Quote every line below exactly and skip any picture.

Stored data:
══════
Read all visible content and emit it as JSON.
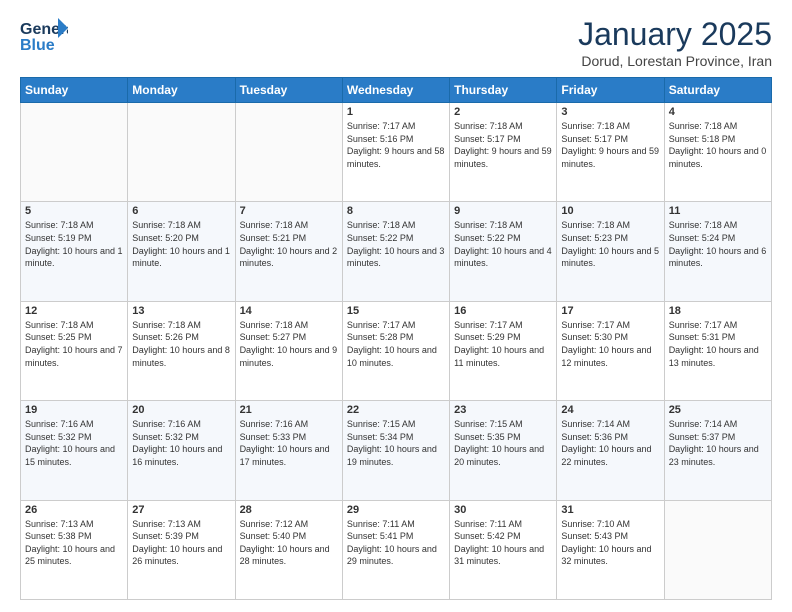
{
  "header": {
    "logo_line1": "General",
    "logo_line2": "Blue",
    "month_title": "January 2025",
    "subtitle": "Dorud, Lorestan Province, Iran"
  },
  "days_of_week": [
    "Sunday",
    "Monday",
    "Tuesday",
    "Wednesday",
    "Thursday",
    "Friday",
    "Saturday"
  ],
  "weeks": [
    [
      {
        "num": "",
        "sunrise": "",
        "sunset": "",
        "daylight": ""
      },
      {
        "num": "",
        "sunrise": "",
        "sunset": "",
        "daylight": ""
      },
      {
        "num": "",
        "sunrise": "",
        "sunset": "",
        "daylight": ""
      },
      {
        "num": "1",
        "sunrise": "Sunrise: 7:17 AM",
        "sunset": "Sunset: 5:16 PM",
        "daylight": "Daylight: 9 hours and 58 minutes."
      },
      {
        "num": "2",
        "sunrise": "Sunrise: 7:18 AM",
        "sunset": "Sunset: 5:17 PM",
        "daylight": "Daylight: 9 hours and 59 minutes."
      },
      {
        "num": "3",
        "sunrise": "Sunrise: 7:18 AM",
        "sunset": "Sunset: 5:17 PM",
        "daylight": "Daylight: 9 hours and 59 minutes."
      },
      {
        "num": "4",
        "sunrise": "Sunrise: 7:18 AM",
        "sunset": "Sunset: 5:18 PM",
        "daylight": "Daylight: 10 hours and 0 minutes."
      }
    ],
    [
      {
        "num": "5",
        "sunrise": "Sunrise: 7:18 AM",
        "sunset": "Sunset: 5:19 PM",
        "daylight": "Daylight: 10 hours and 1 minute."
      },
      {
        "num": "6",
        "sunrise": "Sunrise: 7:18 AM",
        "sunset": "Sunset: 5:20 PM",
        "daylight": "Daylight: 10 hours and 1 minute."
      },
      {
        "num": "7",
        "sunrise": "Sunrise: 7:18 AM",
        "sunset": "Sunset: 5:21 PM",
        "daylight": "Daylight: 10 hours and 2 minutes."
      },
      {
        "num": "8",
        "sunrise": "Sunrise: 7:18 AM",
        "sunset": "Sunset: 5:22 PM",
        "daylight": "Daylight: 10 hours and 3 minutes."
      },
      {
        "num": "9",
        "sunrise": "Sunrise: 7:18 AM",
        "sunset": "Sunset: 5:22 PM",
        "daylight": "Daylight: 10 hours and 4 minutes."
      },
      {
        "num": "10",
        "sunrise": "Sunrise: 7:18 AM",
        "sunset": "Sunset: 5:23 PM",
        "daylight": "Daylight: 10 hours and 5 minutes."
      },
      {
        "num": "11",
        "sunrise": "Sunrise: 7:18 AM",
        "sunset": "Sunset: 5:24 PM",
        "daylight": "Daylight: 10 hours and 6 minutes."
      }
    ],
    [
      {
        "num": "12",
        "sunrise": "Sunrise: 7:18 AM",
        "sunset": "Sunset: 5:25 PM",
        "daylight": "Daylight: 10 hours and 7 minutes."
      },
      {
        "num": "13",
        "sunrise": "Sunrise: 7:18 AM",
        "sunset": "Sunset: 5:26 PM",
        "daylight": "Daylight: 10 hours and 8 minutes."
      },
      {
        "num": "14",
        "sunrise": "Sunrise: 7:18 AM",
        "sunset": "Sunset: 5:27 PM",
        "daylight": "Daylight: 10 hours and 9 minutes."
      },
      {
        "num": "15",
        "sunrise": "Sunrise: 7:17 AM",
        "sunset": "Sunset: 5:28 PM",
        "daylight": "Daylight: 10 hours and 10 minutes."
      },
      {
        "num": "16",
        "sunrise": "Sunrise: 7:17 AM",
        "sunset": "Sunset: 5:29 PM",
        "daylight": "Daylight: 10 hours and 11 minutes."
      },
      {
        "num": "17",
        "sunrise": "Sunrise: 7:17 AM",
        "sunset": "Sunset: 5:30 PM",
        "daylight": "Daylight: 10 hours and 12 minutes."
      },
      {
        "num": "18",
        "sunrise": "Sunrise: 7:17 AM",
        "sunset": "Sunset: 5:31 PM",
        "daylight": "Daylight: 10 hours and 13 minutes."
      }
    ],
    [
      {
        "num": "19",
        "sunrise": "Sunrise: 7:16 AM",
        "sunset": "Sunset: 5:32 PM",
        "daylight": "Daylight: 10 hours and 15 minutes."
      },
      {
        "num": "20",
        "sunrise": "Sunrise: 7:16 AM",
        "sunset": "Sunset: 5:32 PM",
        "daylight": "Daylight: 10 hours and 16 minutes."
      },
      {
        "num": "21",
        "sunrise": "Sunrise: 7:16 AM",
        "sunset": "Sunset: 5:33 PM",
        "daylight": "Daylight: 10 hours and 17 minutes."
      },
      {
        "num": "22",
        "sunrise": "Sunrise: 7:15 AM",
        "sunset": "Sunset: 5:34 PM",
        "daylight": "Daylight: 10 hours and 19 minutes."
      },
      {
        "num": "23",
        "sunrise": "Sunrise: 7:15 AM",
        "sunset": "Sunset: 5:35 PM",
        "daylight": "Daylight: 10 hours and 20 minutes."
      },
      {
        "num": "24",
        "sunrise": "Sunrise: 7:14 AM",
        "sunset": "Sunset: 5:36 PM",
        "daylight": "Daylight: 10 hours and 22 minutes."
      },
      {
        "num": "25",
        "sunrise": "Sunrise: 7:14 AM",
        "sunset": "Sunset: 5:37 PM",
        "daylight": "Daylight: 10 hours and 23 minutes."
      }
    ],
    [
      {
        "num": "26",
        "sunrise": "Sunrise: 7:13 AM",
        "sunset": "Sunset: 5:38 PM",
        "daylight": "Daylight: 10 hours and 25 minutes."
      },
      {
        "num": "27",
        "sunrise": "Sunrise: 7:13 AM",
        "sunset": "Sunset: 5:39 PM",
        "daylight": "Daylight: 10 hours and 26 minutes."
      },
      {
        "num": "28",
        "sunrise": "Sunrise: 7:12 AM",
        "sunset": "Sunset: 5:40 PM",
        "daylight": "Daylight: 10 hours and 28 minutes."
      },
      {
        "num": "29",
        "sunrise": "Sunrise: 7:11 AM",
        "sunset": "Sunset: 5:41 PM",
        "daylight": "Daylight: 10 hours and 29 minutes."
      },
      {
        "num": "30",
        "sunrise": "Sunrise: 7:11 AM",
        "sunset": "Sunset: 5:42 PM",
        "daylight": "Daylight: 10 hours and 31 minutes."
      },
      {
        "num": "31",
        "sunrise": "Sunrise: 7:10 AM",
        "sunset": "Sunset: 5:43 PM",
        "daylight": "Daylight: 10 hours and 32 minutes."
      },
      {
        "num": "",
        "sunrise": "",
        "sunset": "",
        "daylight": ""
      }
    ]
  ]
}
══════
— Answer to the task —
Read all visible content and emit it as JSON.
{
  "header": {
    "logo_line1": "General",
    "logo_line2": "Blue",
    "month_title": "January 2025",
    "subtitle": "Dorud, Lorestan Province, Iran"
  },
  "days_of_week": [
    "Sunday",
    "Monday",
    "Tuesday",
    "Wednesday",
    "Thursday",
    "Friday",
    "Saturday"
  ],
  "weeks": [
    [
      {
        "num": "",
        "sunrise": "",
        "sunset": "",
        "daylight": ""
      },
      {
        "num": "",
        "sunrise": "",
        "sunset": "",
        "daylight": ""
      },
      {
        "num": "",
        "sunrise": "",
        "sunset": "",
        "daylight": ""
      },
      {
        "num": "1",
        "sunrise": "Sunrise: 7:17 AM",
        "sunset": "Sunset: 5:16 PM",
        "daylight": "Daylight: 9 hours and 58 minutes."
      },
      {
        "num": "2",
        "sunrise": "Sunrise: 7:18 AM",
        "sunset": "Sunset: 5:17 PM",
        "daylight": "Daylight: 9 hours and 59 minutes."
      },
      {
        "num": "3",
        "sunrise": "Sunrise: 7:18 AM",
        "sunset": "Sunset: 5:17 PM",
        "daylight": "Daylight: 9 hours and 59 minutes."
      },
      {
        "num": "4",
        "sunrise": "Sunrise: 7:18 AM",
        "sunset": "Sunset: 5:18 PM",
        "daylight": "Daylight: 10 hours and 0 minutes."
      }
    ],
    [
      {
        "num": "5",
        "sunrise": "Sunrise: 7:18 AM",
        "sunset": "Sunset: 5:19 PM",
        "daylight": "Daylight: 10 hours and 1 minute."
      },
      {
        "num": "6",
        "sunrise": "Sunrise: 7:18 AM",
        "sunset": "Sunset: 5:20 PM",
        "daylight": "Daylight: 10 hours and 1 minute."
      },
      {
        "num": "7",
        "sunrise": "Sunrise: 7:18 AM",
        "sunset": "Sunset: 5:21 PM",
        "daylight": "Daylight: 10 hours and 2 minutes."
      },
      {
        "num": "8",
        "sunrise": "Sunrise: 7:18 AM",
        "sunset": "Sunset: 5:22 PM",
        "daylight": "Daylight: 10 hours and 3 minutes."
      },
      {
        "num": "9",
        "sunrise": "Sunrise: 7:18 AM",
        "sunset": "Sunset: 5:22 PM",
        "daylight": "Daylight: 10 hours and 4 minutes."
      },
      {
        "num": "10",
        "sunrise": "Sunrise: 7:18 AM",
        "sunset": "Sunset: 5:23 PM",
        "daylight": "Daylight: 10 hours and 5 minutes."
      },
      {
        "num": "11",
        "sunrise": "Sunrise: 7:18 AM",
        "sunset": "Sunset: 5:24 PM",
        "daylight": "Daylight: 10 hours and 6 minutes."
      }
    ],
    [
      {
        "num": "12",
        "sunrise": "Sunrise: 7:18 AM",
        "sunset": "Sunset: 5:25 PM",
        "daylight": "Daylight: 10 hours and 7 minutes."
      },
      {
        "num": "13",
        "sunrise": "Sunrise: 7:18 AM",
        "sunset": "Sunset: 5:26 PM",
        "daylight": "Daylight: 10 hours and 8 minutes."
      },
      {
        "num": "14",
        "sunrise": "Sunrise: 7:18 AM",
        "sunset": "Sunset: 5:27 PM",
        "daylight": "Daylight: 10 hours and 9 minutes."
      },
      {
        "num": "15",
        "sunrise": "Sunrise: 7:17 AM",
        "sunset": "Sunset: 5:28 PM",
        "daylight": "Daylight: 10 hours and 10 minutes."
      },
      {
        "num": "16",
        "sunrise": "Sunrise: 7:17 AM",
        "sunset": "Sunset: 5:29 PM",
        "daylight": "Daylight: 10 hours and 11 minutes."
      },
      {
        "num": "17",
        "sunrise": "Sunrise: 7:17 AM",
        "sunset": "Sunset: 5:30 PM",
        "daylight": "Daylight: 10 hours and 12 minutes."
      },
      {
        "num": "18",
        "sunrise": "Sunrise: 7:17 AM",
        "sunset": "Sunset: 5:31 PM",
        "daylight": "Daylight: 10 hours and 13 minutes."
      }
    ],
    [
      {
        "num": "19",
        "sunrise": "Sunrise: 7:16 AM",
        "sunset": "Sunset: 5:32 PM",
        "daylight": "Daylight: 10 hours and 15 minutes."
      },
      {
        "num": "20",
        "sunrise": "Sunrise: 7:16 AM",
        "sunset": "Sunset: 5:32 PM",
        "daylight": "Daylight: 10 hours and 16 minutes."
      },
      {
        "num": "21",
        "sunrise": "Sunrise: 7:16 AM",
        "sunset": "Sunset: 5:33 PM",
        "daylight": "Daylight: 10 hours and 17 minutes."
      },
      {
        "num": "22",
        "sunrise": "Sunrise: 7:15 AM",
        "sunset": "Sunset: 5:34 PM",
        "daylight": "Daylight: 10 hours and 19 minutes."
      },
      {
        "num": "23",
        "sunrise": "Sunrise: 7:15 AM",
        "sunset": "Sunset: 5:35 PM",
        "daylight": "Daylight: 10 hours and 20 minutes."
      },
      {
        "num": "24",
        "sunrise": "Sunrise: 7:14 AM",
        "sunset": "Sunset: 5:36 PM",
        "daylight": "Daylight: 10 hours and 22 minutes."
      },
      {
        "num": "25",
        "sunrise": "Sunrise: 7:14 AM",
        "sunset": "Sunset: 5:37 PM",
        "daylight": "Daylight: 10 hours and 23 minutes."
      }
    ],
    [
      {
        "num": "26",
        "sunrise": "Sunrise: 7:13 AM",
        "sunset": "Sunset: 5:38 PM",
        "daylight": "Daylight: 10 hours and 25 minutes."
      },
      {
        "num": "27",
        "sunrise": "Sunrise: 7:13 AM",
        "sunset": "Sunset: 5:39 PM",
        "daylight": "Daylight: 10 hours and 26 minutes."
      },
      {
        "num": "28",
        "sunrise": "Sunrise: 7:12 AM",
        "sunset": "Sunset: 5:40 PM",
        "daylight": "Daylight: 10 hours and 28 minutes."
      },
      {
        "num": "29",
        "sunrise": "Sunrise: 7:11 AM",
        "sunset": "Sunset: 5:41 PM",
        "daylight": "Daylight: 10 hours and 29 minutes."
      },
      {
        "num": "30",
        "sunrise": "Sunrise: 7:11 AM",
        "sunset": "Sunset: 5:42 PM",
        "daylight": "Daylight: 10 hours and 31 minutes."
      },
      {
        "num": "31",
        "sunrise": "Sunrise: 7:10 AM",
        "sunset": "Sunset: 5:43 PM",
        "daylight": "Daylight: 10 hours and 32 minutes."
      },
      {
        "num": "",
        "sunrise": "",
        "sunset": "",
        "daylight": ""
      }
    ]
  ]
}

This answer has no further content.